## Challenge
Can you transcribe every record below exactly as it appears?

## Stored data
____

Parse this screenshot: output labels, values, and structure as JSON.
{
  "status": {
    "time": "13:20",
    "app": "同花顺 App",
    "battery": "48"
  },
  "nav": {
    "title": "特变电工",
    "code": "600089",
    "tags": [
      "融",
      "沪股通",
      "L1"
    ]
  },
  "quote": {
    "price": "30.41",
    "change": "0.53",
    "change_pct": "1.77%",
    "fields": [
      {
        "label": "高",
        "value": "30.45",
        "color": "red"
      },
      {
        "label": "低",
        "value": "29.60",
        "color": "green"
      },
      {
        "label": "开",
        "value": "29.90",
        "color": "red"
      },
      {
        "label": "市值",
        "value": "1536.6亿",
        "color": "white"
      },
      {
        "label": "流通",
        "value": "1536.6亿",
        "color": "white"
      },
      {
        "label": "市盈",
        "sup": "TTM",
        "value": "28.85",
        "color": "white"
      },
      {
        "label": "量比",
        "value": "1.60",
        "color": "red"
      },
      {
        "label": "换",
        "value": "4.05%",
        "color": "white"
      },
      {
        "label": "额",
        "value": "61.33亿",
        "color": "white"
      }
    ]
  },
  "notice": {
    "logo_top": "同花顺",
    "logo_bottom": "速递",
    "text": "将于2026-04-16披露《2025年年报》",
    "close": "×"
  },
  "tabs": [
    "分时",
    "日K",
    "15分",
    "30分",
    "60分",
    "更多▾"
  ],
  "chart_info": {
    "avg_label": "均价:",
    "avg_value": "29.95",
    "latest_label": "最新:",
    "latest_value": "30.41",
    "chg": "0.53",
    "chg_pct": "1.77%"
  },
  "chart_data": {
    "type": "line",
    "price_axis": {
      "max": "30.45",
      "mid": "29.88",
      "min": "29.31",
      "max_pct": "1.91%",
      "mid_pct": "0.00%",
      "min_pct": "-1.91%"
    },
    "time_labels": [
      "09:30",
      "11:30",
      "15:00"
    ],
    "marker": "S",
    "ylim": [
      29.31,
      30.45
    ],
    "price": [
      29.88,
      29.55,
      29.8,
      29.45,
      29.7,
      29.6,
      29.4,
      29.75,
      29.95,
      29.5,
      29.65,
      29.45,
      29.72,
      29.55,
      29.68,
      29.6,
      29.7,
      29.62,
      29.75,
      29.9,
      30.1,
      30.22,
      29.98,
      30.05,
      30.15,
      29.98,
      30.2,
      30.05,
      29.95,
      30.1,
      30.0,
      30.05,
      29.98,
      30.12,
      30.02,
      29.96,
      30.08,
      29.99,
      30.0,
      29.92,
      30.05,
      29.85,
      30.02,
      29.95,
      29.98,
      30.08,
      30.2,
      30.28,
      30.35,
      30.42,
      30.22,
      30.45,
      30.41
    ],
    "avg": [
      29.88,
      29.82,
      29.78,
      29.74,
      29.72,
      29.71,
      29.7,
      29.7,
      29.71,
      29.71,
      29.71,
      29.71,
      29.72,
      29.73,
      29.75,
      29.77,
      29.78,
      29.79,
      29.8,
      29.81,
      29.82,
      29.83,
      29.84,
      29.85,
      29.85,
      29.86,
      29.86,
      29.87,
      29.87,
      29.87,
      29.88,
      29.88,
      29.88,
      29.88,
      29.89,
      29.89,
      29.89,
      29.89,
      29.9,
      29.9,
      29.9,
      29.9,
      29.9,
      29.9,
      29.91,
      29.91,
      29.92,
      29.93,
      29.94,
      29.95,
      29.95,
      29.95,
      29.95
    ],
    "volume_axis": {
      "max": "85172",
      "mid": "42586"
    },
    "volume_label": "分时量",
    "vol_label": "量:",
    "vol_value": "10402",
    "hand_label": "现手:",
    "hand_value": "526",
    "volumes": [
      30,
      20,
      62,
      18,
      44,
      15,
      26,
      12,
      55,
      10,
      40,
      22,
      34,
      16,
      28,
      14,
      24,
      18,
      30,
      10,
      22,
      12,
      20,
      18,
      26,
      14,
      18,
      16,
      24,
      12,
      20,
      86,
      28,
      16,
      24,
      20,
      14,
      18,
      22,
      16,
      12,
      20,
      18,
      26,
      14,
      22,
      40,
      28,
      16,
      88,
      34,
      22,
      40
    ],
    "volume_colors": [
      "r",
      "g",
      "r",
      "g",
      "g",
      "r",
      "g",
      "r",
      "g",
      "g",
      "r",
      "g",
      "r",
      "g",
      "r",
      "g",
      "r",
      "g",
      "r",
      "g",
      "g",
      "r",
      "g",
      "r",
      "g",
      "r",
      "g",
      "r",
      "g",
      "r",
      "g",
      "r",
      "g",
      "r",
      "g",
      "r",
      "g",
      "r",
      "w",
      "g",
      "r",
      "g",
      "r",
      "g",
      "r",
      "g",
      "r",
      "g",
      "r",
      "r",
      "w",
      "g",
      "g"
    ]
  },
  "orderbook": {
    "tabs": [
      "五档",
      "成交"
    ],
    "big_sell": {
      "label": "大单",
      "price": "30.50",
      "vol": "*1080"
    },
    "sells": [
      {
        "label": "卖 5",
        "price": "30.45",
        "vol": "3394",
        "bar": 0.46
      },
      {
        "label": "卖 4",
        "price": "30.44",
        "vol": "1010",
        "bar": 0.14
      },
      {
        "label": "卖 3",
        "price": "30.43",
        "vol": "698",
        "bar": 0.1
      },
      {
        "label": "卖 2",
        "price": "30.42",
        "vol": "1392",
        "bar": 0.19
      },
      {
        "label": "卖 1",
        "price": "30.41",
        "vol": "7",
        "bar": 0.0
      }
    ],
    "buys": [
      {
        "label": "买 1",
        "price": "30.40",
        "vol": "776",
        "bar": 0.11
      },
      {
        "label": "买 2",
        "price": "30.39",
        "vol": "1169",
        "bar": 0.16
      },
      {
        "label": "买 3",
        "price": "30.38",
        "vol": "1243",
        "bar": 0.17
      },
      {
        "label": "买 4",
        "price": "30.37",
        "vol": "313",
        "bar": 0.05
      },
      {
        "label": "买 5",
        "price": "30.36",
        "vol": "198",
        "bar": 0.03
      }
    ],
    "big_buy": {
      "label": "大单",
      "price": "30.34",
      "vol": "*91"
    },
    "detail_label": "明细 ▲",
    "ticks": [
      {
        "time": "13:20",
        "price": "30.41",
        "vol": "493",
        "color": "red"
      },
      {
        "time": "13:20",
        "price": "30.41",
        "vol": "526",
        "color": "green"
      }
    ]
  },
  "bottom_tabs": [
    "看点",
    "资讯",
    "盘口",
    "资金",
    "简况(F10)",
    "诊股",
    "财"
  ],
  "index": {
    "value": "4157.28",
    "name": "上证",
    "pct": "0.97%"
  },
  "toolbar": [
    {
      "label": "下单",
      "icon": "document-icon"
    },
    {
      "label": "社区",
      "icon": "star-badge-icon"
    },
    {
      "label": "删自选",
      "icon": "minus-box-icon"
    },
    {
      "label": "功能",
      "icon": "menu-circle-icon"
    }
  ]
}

____

## Problem solution
Parse this screenshot: output labels, values, and structure as JSON.
{
  "status": {
    "time": "13:20",
    "app": "同花顺 App",
    "battery": "48"
  },
  "nav": {
    "title": "特变电工",
    "code": "600089",
    "tags": [
      "融",
      "沪股通",
      "L1"
    ]
  },
  "quote": {
    "price": "30.41",
    "change": "0.53",
    "change_pct": "1.77%",
    "fields": [
      {
        "label": "高",
        "value": "30.45",
        "color": "red"
      },
      {
        "label": "低",
        "value": "29.60",
        "color": "green"
      },
      {
        "label": "开",
        "value": "29.90",
        "color": "red"
      },
      {
        "label": "市值",
        "value": "1536.6亿",
        "color": "white"
      },
      {
        "label": "流通",
        "value": "1536.6亿",
        "color": "white"
      },
      {
        "label": "市盈",
        "sup": "TTM",
        "value": "28.85",
        "color": "white"
      },
      {
        "label": "量比",
        "value": "1.60",
        "color": "red"
      },
      {
        "label": "换",
        "value": "4.05%",
        "color": "white"
      },
      {
        "label": "额",
        "value": "61.33亿",
        "color": "white"
      }
    ]
  },
  "notice": {
    "logo_top": "同花顺",
    "logo_bottom": "速递",
    "text": "将于2026-04-16披露《2025年年报》",
    "close": "×"
  },
  "tabs": [
    "分时",
    "日K",
    "15分",
    "30分",
    "60分",
    "更多▾"
  ],
  "chart_info": {
    "avg_label": "均价:",
    "avg_value": "29.95",
    "latest_label": "最新:",
    "latest_value": "30.41",
    "chg": "0.53",
    "chg_pct": "1.77%"
  },
  "chart_data": {
    "type": "line",
    "price_axis": {
      "max": "30.45",
      "mid": "29.88",
      "min": "29.31",
      "max_pct": "1.91%",
      "mid_pct": "0.00%",
      "min_pct": "-1.91%"
    },
    "time_labels": [
      "09:30",
      "11:30",
      "15:00"
    ],
    "marker": "S",
    "ylim": [
      29.31,
      30.45
    ],
    "price": [
      29.88,
      29.55,
      29.8,
      29.45,
      29.7,
      29.6,
      29.4,
      29.75,
      29.95,
      29.5,
      29.65,
      29.45,
      29.72,
      29.55,
      29.68,
      29.6,
      29.7,
      29.62,
      29.75,
      29.9,
      30.1,
      30.22,
      29.98,
      30.05,
      30.15,
      29.98,
      30.2,
      30.05,
      29.95,
      30.1,
      30.0,
      30.05,
      29.98,
      30.12,
      30.02,
      29.96,
      30.08,
      29.99,
      30.0,
      29.92,
      30.05,
      29.85,
      30.02,
      29.95,
      29.98,
      30.08,
      30.2,
      30.28,
      30.35,
      30.42,
      30.22,
      30.45,
      30.41
    ],
    "avg": [
      29.88,
      29.82,
      29.78,
      29.74,
      29.72,
      29.71,
      29.7,
      29.7,
      29.71,
      29.71,
      29.71,
      29.71,
      29.72,
      29.73,
      29.75,
      29.77,
      29.78,
      29.79,
      29.8,
      29.81,
      29.82,
      29.83,
      29.84,
      29.85,
      29.85,
      29.86,
      29.86,
      29.87,
      29.87,
      29.87,
      29.88,
      29.88,
      29.88,
      29.88,
      29.89,
      29.89,
      29.89,
      29.89,
      29.9,
      29.9,
      29.9,
      29.9,
      29.9,
      29.9,
      29.91,
      29.91,
      29.92,
      29.93,
      29.94,
      29.95,
      29.95,
      29.95,
      29.95
    ],
    "volume_axis": {
      "max": "85172",
      "mid": "42586"
    },
    "volume_label": "分时量",
    "vol_label": "量:",
    "vol_value": "10402",
    "hand_label": "现手:",
    "hand_value": "526",
    "volumes": [
      30,
      20,
      62,
      18,
      44,
      15,
      26,
      12,
      55,
      10,
      40,
      22,
      34,
      16,
      28,
      14,
      24,
      18,
      30,
      10,
      22,
      12,
      20,
      18,
      26,
      14,
      18,
      16,
      24,
      12,
      20,
      86,
      28,
      16,
      24,
      20,
      14,
      18,
      22,
      16,
      12,
      20,
      18,
      26,
      14,
      22,
      40,
      28,
      16,
      88,
      34,
      22,
      40
    ],
    "volume_colors": [
      "r",
      "g",
      "r",
      "g",
      "g",
      "r",
      "g",
      "r",
      "g",
      "g",
      "r",
      "g",
      "r",
      "g",
      "r",
      "g",
      "r",
      "g",
      "r",
      "g",
      "g",
      "r",
      "g",
      "r",
      "g",
      "r",
      "g",
      "r",
      "g",
      "r",
      "g",
      "r",
      "g",
      "r",
      "g",
      "r",
      "g",
      "r",
      "w",
      "g",
      "r",
      "g",
      "r",
      "g",
      "r",
      "g",
      "r",
      "g",
      "r",
      "r",
      "w",
      "g",
      "g"
    ]
  },
  "orderbook": {
    "tabs": [
      "五档",
      "成交"
    ],
    "big_sell": {
      "label": "大单",
      "price": "30.50",
      "vol": "*1080"
    },
    "sells": [
      {
        "label": "卖 5",
        "price": "30.45",
        "vol": "3394",
        "bar": 0.46
      },
      {
        "label": "卖 4",
        "price": "30.44",
        "vol": "1010",
        "bar": 0.14
      },
      {
        "label": "卖 3",
        "price": "30.43",
        "vol": "698",
        "bar": 0.1
      },
      {
        "label": "卖 2",
        "price": "30.42",
        "vol": "1392",
        "bar": 0.19
      },
      {
        "label": "卖 1",
        "price": "30.41",
        "vol": "7",
        "bar": 0.0
      }
    ],
    "buys": [
      {
        "label": "买 1",
        "price": "30.40",
        "vol": "776",
        "bar": 0.11
      },
      {
        "label": "买 2",
        "price": "30.39",
        "vol": "1169",
        "bar": 0.16
      },
      {
        "label": "买 3",
        "price": "30.38",
        "vol": "1243",
        "bar": 0.17
      },
      {
        "label": "买 4",
        "price": "30.37",
        "vol": "313",
        "bar": 0.05
      },
      {
        "label": "买 5",
        "price": "30.36",
        "vol": "198",
        "bar": 0.03
      }
    ],
    "big_buy": {
      "label": "大单",
      "price": "30.34",
      "vol": "*91"
    },
    "detail_label": "明细 ▲",
    "ticks": [
      {
        "time": "13:20",
        "price": "30.41",
        "vol": "493",
        "color": "red"
      },
      {
        "time": "13:20",
        "price": "30.41",
        "vol": "526",
        "color": "green"
      }
    ]
  },
  "bottom_tabs": [
    "看点",
    "资讯",
    "盘口",
    "资金",
    "简况(F10)",
    "诊股",
    "财"
  ],
  "index": {
    "value": "4157.28",
    "name": "上证",
    "pct": "0.97%"
  },
  "toolbar": [
    {
      "label": "下单",
      "icon": "document-icon"
    },
    {
      "label": "社区",
      "icon": "star-badge-icon"
    },
    {
      "label": "删自选",
      "icon": "minus-box-icon"
    },
    {
      "label": "功能",
      "icon": "menu-circle-icon"
    }
  ]
}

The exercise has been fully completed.